◆ Dataset records ◆
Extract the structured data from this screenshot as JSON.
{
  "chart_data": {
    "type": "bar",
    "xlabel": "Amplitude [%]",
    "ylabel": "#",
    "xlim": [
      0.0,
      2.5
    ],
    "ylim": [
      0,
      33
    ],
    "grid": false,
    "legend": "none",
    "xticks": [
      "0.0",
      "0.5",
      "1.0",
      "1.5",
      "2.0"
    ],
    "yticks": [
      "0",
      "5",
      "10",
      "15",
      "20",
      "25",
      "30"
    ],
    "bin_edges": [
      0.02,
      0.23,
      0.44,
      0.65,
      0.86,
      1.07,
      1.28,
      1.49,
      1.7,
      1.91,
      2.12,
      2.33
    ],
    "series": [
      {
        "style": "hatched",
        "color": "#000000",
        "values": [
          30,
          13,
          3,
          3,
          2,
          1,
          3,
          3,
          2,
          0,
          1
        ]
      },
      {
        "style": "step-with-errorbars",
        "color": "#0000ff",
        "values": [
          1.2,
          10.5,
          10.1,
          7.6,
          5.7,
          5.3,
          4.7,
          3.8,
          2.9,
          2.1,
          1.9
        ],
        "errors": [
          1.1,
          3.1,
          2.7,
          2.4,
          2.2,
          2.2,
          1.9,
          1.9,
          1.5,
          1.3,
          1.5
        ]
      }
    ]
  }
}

◆ Given exercise ◆
Write out the entries in full, exactly as given.

◆ The output ◆
Extract the structured data from this screenshot as JSON.
{
  "chart_data": {
    "type": "bar",
    "xlabel": "Amplitude [%]",
    "ylabel": "#",
    "xlim": [
      0.0,
      2.5
    ],
    "ylim": [
      0,
      33
    ],
    "grid": false,
    "legend": "none",
    "xticks": [
      "0.0",
      "0.5",
      "1.0",
      "1.5",
      "2.0"
    ],
    "yticks": [
      "0",
      "5",
      "10",
      "15",
      "20",
      "25",
      "30"
    ],
    "bin_edges": [
      0.02,
      0.23,
      0.44,
      0.65,
      0.86,
      1.07,
      1.28,
      1.49,
      1.7,
      1.91,
      2.12,
      2.33
    ],
    "series": [
      {
        "style": "hatched",
        "color": "#000000",
        "values": [
          30,
          13,
          3,
          3,
          2,
          1,
          3,
          3,
          2,
          0,
          1
        ]
      },
      {
        "style": "step-with-errorbars",
        "color": "#0000ff",
        "values": [
          1.2,
          10.5,
          10.1,
          7.6,
          5.7,
          5.3,
          4.7,
          3.8,
          2.9,
          2.1,
          1.9
        ],
        "errors": [
          1.1,
          3.1,
          2.7,
          2.4,
          2.2,
          2.2,
          1.9,
          1.9,
          1.5,
          1.3,
          1.5
        ]
      }
    ]
  }
}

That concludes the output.